Goal
Each entry must be reproduced precisely as it stands.

Recorded data
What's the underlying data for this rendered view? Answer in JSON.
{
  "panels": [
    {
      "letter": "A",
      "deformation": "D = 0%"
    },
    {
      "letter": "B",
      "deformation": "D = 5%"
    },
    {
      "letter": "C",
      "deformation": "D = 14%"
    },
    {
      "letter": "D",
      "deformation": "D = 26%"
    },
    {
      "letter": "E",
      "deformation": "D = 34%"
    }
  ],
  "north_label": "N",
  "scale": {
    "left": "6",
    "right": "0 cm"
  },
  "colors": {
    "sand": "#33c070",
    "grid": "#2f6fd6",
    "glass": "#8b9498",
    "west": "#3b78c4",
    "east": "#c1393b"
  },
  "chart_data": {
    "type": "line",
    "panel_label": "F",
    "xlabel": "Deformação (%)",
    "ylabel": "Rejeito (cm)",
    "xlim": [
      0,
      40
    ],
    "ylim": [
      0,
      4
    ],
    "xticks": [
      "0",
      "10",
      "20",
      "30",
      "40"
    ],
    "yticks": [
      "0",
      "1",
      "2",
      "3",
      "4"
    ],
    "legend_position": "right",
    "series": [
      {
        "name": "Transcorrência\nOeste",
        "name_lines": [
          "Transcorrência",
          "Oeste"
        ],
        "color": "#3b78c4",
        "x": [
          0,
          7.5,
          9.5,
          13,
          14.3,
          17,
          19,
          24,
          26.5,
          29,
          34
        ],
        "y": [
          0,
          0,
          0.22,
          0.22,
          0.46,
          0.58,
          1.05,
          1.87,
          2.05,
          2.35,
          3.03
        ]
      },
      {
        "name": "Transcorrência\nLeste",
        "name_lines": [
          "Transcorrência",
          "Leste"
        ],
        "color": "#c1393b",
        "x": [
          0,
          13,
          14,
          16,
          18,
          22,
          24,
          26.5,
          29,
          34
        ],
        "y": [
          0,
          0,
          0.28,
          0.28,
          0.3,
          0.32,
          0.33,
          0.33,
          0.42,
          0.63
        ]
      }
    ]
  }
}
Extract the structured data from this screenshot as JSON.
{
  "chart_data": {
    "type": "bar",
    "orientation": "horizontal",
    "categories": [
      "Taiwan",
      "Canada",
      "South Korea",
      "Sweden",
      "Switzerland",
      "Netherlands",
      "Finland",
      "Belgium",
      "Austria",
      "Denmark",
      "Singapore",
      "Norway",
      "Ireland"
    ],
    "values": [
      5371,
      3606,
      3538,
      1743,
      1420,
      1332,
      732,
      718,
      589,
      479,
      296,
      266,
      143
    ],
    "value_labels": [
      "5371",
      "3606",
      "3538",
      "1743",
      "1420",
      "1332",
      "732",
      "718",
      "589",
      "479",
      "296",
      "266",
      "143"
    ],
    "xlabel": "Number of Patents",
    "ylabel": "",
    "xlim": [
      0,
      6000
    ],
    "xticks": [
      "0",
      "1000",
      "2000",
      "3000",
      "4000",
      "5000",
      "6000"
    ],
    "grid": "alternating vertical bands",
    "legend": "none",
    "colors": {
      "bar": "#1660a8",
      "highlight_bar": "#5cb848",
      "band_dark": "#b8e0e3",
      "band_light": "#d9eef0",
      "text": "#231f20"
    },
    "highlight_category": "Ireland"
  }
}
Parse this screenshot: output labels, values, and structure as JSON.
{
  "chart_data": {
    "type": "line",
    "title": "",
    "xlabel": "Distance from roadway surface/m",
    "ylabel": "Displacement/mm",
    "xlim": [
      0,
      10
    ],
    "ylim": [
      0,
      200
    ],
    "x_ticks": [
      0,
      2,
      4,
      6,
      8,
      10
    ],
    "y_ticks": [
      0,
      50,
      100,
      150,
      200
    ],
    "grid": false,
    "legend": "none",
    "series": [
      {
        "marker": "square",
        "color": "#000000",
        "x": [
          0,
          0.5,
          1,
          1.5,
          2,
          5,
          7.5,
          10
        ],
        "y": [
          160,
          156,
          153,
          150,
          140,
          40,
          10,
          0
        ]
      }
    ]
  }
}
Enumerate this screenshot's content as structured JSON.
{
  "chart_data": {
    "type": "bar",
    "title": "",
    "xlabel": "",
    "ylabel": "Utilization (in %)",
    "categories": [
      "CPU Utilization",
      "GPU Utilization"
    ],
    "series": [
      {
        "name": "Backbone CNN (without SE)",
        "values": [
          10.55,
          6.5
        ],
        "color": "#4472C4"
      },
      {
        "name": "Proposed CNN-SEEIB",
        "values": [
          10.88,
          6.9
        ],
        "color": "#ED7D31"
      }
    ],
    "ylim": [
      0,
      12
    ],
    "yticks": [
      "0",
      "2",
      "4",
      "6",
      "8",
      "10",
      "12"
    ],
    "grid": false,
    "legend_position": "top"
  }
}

Response below
What's the underlying data for this rendered view? Answer in JSON.
{
  "panels": [
    {
      "letter": "A",
      "deformation": "D = 0%"
    },
    {
      "letter": "B",
      "deformation": "D = 5%"
    },
    {
      "letter": "C",
      "deformation": "D = 14%"
    },
    {
      "letter": "D",
      "deformation": "D = 26%"
    },
    {
      "letter": "E",
      "deformation": "D = 34%"
    }
  ],
  "north_label": "N",
  "scale": {
    "left": "6",
    "right": "0 cm"
  },
  "colors": {
    "sand": "#33c070",
    "grid": "#2f6fd6",
    "glass": "#8b9498",
    "west": "#3b78c4",
    "east": "#c1393b"
  },
  "chart_data": {
    "type": "line",
    "panel_label": "F",
    "xlabel": "Deformação (%)",
    "ylabel": "Rejeito (cm)",
    "xlim": [
      0,
      40
    ],
    "ylim": [
      0,
      4
    ],
    "xticks": [
      "0",
      "10",
      "20",
      "30",
      "40"
    ],
    "yticks": [
      "0",
      "1",
      "2",
      "3",
      "4"
    ],
    "legend_position": "right",
    "series": [
      {
        "name": "Transcorrência\nOeste",
        "name_lines": [
          "Transcorrência",
          "Oeste"
        ],
        "color": "#3b78c4",
        "x": [
          0,
          7.5,
          9.5,
          13,
          14.3,
          17,
          19,
          24,
          26.5,
          29,
          34
        ],
        "y": [
          0,
          0,
          0.22,
          0.22,
          0.46,
          0.58,
          1.05,
          1.87,
          2.05,
          2.35,
          3.03
        ]
      },
      {
        "name": "Transcorrência\nLeste",
        "name_lines": [
          "Transcorrência",
          "Leste"
        ],
        "color": "#c1393b",
        "x": [
          0,
          13,
          14,
          16,
          18,
          22,
          24,
          26.5,
          29,
          34
        ],
        "y": [
          0,
          0,
          0.28,
          0.28,
          0.3,
          0.32,
          0.33,
          0.33,
          0.42,
          0.63
        ]
      }
    ]
  }
}
Extract the structured data from this screenshot as JSON.
{
  "chart_data": {
    "type": "bar",
    "orientation": "horizontal",
    "categories": [
      "Taiwan",
      "Canada",
      "South Korea",
      "Sweden",
      "Switzerland",
      "Netherlands",
      "Finland",
      "Belgium",
      "Austria",
      "Denmark",
      "Singapore",
      "Norway",
      "Ireland"
    ],
    "values": [
      5371,
      3606,
      3538,
      1743,
      1420,
      1332,
      732,
      718,
      589,
      479,
      296,
      266,
      143
    ],
    "value_labels": [
      "5371",
      "3606",
      "3538",
      "1743",
      "1420",
      "1332",
      "732",
      "718",
      "589",
      "479",
      "296",
      "266",
      "143"
    ],
    "xlabel": "Number of Patents",
    "ylabel": "",
    "xlim": [
      0,
      6000
    ],
    "xticks": [
      "0",
      "1000",
      "2000",
      "3000",
      "4000",
      "5000",
      "6000"
    ],
    "grid": "alternating vertical bands",
    "legend": "none",
    "colors": {
      "bar": "#1660a8",
      "highlight_bar": "#5cb848",
      "band_dark": "#b8e0e3",
      "band_light": "#d9eef0",
      "text": "#231f20"
    },
    "highlight_category": "Ireland"
  }
}
Parse this screenshot: output labels, values, and structure as JSON.
{
  "chart_data": {
    "type": "line",
    "title": "",
    "xlabel": "Distance from roadway surface/m",
    "ylabel": "Displacement/mm",
    "xlim": [
      0,
      10
    ],
    "ylim": [
      0,
      200
    ],
    "x_ticks": [
      0,
      2,
      4,
      6,
      8,
      10
    ],
    "y_ticks": [
      0,
      50,
      100,
      150,
      200
    ],
    "grid": false,
    "legend": "none",
    "series": [
      {
        "marker": "square",
        "color": "#000000",
        "x": [
          0,
          0.5,
          1,
          1.5,
          2,
          5,
          7.5,
          10
        ],
        "y": [
          160,
          156,
          153,
          150,
          140,
          40,
          10,
          0
        ]
      }
    ]
  }
}
Enumerate this screenshot's content as structured JSON.
{
  "chart_data": {
    "type": "bar",
    "title": "",
    "xlabel": "",
    "ylabel": "Utilization (in %)",
    "categories": [
      "CPU Utilization",
      "GPU Utilization"
    ],
    "series": [
      {
        "name": "Backbone CNN (without SE)",
        "values": [
          10.55,
          6.5
        ],
        "color": "#4472C4"
      },
      {
        "name": "Proposed CNN-SEEIB",
        "values": [
          10.88,
          6.9
        ],
        "color": "#ED7D31"
      }
    ],
    "ylim": [
      0,
      12
    ],
    "yticks": [
      "0",
      "2",
      "4",
      "6",
      "8",
      "10",
      "12"
    ],
    "grid": false,
    "legend_position": "top"
  }
}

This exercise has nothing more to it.